[Task input]:
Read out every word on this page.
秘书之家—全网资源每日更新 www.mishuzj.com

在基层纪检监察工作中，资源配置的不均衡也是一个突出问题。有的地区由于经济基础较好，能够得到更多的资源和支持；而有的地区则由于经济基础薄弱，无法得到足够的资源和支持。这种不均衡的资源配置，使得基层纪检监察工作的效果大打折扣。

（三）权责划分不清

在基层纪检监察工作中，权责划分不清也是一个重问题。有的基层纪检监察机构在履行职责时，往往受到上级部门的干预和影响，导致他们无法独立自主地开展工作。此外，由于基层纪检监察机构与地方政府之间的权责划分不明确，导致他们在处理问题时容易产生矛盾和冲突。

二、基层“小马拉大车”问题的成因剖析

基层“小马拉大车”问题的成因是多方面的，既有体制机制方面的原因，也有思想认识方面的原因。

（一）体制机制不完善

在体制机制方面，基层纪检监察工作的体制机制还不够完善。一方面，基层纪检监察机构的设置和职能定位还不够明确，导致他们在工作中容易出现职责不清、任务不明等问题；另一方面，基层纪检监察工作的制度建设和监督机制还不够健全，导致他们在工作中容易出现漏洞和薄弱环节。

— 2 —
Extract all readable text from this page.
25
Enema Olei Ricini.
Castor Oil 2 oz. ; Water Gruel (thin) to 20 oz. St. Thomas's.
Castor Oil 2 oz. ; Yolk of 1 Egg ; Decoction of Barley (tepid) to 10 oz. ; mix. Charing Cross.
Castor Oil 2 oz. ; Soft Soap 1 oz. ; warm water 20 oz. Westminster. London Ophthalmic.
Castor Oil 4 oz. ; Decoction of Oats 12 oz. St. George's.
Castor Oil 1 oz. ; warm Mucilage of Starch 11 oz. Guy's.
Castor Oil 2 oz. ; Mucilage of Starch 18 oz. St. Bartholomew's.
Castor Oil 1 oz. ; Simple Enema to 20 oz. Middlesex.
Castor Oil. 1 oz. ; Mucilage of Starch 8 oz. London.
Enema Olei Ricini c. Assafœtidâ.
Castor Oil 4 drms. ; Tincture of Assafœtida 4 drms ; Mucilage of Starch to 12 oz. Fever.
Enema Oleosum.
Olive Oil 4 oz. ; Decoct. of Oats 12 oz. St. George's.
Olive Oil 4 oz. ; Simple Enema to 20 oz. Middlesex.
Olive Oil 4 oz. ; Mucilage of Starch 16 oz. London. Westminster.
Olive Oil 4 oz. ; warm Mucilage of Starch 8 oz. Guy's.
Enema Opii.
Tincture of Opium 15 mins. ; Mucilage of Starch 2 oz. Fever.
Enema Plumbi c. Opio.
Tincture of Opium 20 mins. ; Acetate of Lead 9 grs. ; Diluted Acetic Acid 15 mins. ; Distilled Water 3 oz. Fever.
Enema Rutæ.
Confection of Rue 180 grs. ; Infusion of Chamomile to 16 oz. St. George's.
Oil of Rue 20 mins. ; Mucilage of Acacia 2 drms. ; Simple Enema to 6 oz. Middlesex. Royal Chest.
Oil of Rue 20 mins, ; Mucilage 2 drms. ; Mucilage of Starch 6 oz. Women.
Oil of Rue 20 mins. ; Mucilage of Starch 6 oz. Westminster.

[Work to do]:
Identify every line holding the word "小马拉大车" and copy it out.

[Output for this task]:
二、基层“小马拉大车”问题的成因剖析
基层“小马拉大车”问题的成因是多方面的，既有体制机制方面的原因，也有思想认识方面的原因。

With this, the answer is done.